WHAT IS BEING ASKED –
Every record must be written out once more, with nothing added or omitted.
________________________________________
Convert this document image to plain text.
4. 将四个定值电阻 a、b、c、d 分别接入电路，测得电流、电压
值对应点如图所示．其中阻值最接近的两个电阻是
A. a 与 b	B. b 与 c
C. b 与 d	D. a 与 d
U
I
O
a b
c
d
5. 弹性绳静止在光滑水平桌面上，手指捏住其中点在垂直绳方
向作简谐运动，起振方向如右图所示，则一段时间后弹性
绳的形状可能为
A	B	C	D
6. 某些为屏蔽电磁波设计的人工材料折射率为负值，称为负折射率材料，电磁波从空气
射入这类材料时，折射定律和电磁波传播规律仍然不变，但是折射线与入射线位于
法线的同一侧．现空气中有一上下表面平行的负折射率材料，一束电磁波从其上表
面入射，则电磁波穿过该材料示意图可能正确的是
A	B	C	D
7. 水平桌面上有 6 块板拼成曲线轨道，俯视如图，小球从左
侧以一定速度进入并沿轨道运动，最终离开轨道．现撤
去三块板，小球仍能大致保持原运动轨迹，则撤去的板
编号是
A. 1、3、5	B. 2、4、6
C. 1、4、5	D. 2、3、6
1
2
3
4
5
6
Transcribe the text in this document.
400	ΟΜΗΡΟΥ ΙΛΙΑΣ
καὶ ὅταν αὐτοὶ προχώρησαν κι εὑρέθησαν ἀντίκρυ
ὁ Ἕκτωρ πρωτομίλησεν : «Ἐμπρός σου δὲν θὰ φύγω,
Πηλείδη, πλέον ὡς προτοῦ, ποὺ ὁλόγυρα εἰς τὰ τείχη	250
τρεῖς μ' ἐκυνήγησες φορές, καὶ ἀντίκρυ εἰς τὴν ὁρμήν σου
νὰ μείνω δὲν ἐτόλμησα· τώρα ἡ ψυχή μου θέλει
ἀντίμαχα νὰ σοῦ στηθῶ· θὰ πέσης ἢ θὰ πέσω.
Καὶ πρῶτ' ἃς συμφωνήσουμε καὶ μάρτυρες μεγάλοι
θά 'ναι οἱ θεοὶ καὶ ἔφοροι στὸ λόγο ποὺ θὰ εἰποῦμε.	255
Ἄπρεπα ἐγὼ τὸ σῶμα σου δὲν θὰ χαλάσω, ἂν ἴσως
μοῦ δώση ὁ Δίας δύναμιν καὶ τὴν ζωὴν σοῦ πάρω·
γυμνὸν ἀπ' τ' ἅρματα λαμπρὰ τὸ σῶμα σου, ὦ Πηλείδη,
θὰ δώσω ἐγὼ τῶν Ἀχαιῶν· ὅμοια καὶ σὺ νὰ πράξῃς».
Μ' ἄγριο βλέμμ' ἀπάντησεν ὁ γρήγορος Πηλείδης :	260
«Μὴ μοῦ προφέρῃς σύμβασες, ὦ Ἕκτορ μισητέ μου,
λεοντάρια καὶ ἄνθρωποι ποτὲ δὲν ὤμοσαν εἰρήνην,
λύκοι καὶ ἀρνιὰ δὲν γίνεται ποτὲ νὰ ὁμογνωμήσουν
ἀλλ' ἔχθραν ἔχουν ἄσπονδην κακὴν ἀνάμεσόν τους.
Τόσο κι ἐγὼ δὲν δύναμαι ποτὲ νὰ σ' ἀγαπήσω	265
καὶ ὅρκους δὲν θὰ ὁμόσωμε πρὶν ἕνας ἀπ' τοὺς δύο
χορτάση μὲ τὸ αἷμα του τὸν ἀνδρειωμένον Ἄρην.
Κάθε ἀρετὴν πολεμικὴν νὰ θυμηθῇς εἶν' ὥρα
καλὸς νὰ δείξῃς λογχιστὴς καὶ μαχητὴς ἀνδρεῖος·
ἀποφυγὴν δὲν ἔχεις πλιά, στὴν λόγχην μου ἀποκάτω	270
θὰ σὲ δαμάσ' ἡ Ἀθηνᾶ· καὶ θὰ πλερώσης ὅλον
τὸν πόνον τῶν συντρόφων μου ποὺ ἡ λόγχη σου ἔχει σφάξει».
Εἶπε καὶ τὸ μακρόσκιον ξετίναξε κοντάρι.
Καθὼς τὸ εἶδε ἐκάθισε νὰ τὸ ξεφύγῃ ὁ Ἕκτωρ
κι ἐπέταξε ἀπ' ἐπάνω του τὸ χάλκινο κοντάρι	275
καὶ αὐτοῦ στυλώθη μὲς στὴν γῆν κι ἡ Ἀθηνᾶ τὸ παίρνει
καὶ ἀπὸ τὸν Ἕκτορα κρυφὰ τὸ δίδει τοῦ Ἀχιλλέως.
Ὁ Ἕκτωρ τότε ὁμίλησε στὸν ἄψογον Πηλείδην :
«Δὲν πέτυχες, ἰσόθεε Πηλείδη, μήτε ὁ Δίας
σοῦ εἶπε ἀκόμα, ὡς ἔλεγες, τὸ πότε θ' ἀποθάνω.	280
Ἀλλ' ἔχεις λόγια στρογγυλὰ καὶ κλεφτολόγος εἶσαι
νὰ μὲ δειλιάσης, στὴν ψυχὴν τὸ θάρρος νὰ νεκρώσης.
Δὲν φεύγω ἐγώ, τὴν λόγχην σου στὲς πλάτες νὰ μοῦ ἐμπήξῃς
________________________________________
CORRECT ANSWER –
Convert this document image to plain text.
4. 将四个定值电阻 a、b、c、d 分别接入电路，测得电流、电压
值对应点如图所示．其中阻值最接近的两个电阻是
A. a 与 b	B. b 与 c
C. b 与 d	D. a 与 d
U
I
O
a b
c
d
5. 弹性绳静止在光滑水平桌面上，手指捏住其中点在垂直绳方
向作简谐运动，起振方向如右图所示，则一段时间后弹性
绳的形状可能为
A	B	C	D
6. 某些为屏蔽电磁波设计的人工材料折射率为负值，称为负折射率材料，电磁波从空气
射入这类材料时，折射定律和电磁波传播规律仍然不变，但是折射线与入射线位于
法线的同一侧．现空气中有一上下表面平行的负折射率材料，一束电磁波从其上表
面入射，则电磁波穿过该材料示意图可能正确的是
A	B	C	D
7. 水平桌面上有 6 块板拼成曲线轨道，俯视如图，小球从左
侧以一定速度进入并沿轨道运动，最终离开轨道．现撤
去三块板，小球仍能大致保持原运动轨迹，则撤去的板
编号是
A. 1、3、5	B. 2、4、6
C. 1、4、5	D. 2、3、6
1
2
3
4
5
6
Transcribe the text in this document.
400	ΟΜΗΡΟΥ ΙΛΙΑΣ
καὶ ὅταν αὐτοὶ προχώρησαν κι εὑρέθησαν ἀντίκρυ
ὁ Ἕκτωρ πρωτομίλησεν : «Ἐμπρός σου δὲν θὰ φύγω,
Πηλείδη, πλέον ὡς προτοῦ, ποὺ ὁλόγυρα εἰς τὰ τείχη	250
τρεῖς μ' ἐκυνήγησες φορές, καὶ ἀντίκρυ εἰς τὴν ὁρμήν σου
νὰ μείνω δὲν ἐτόλμησα· τώρα ἡ ψυχή μου θέλει
ἀντίμαχα νὰ σοῦ στηθῶ· θὰ πέσης ἢ θὰ πέσω.
Καὶ πρῶτ' ἃς συμφωνήσουμε καὶ μάρτυρες μεγάλοι
θά 'ναι οἱ θεοὶ καὶ ἔφοροι στὸ λόγο ποὺ θὰ εἰποῦμε.	255
Ἄπρεπα ἐγὼ τὸ σῶμα σου δὲν θὰ χαλάσω, ἂν ἴσως
μοῦ δώση ὁ Δίας δύναμιν καὶ τὴν ζωὴν σοῦ πάρω·
γυμνὸν ἀπ' τ' ἅρματα λαμπρὰ τὸ σῶμα σου, ὦ Πηλείδη,
θὰ δώσω ἐγὼ τῶν Ἀχαιῶν· ὅμοια καὶ σὺ νὰ πράξῃς».
Μ' ἄγριο βλέμμ' ἀπάντησεν ὁ γρήγορος Πηλείδης :	260
«Μὴ μοῦ προφέρῃς σύμβασες, ὦ Ἕκτορ μισητέ μου,
λεοντάρια καὶ ἄνθρωποι ποτὲ δὲν ὤμοσαν εἰρήνην,
λύκοι καὶ ἀρνιὰ δὲν γίνεται ποτὲ νὰ ὁμογνωμήσουν
ἀλλ' ἔχθραν ἔχουν ἄσπονδην κακὴν ἀνάμεσόν τους.
Τόσο κι ἐγὼ δὲν δύναμαι ποτὲ νὰ σ' ἀγαπήσω	265
καὶ ὅρκους δὲν θὰ ὁμόσωμε πρὶν ἕνας ἀπ' τοὺς δύο
χορτάση μὲ τὸ αἷμα του τὸν ἀνδρειωμένον Ἄρην.
Κάθε ἀρετὴν πολεμικὴν νὰ θυμηθῇς εἶν' ὥρα
καλὸς νὰ δείξῃς λογχιστὴς καὶ μαχητὴς ἀνδρεῖος·
ἀποφυγὴν δὲν ἔχεις πλιά, στὴν λόγχην μου ἀποκάτω	270
θὰ σὲ δαμάσ' ἡ Ἀθηνᾶ· καὶ θὰ πλερώσης ὅλον
τὸν πόνον τῶν συντρόφων μου ποὺ ἡ λόγχη σου ἔχει σφάξει».
Εἶπε καὶ τὸ μακρόσκιον ξετίναξε κοντάρι.
Καθὼς τὸ εἶδε ἐκάθισε νὰ τὸ ξεφύγῃ ὁ Ἕκτωρ
κι ἐπέταξε ἀπ' ἐπάνω του τὸ χάλκινο κοντάρι	275
καὶ αὐτοῦ στυλώθη μὲς στὴν γῆν κι ἡ Ἀθηνᾶ τὸ παίρνει
καὶ ἀπὸ τὸν Ἕκτορα κρυφὰ τὸ δίδει τοῦ Ἀχιλλέως.
Ὁ Ἕκτωρ τότε ὁμίλησε στὸν ἄψογον Πηλείδην :
«Δὲν πέτυχες, ἰσόθεε Πηλείδη, μήτε ὁ Δίας
σοῦ εἶπε ἀκόμα, ὡς ἔλεγες, τὸ πότε θ' ἀποθάνω.	280
Ἀλλ' ἔχεις λόγια στρογγυλὰ καὶ κλεφτολόγος εἶσαι
νὰ μὲ δειλιάσης, στὴν ψυχὴν τὸ θάρρος νὰ νεκρώσης.
Δὲν φεύγω ἐγώ, τὴν λόγχην σου στὲς πλάτες νὰ μοῦ ἐμπήξῃς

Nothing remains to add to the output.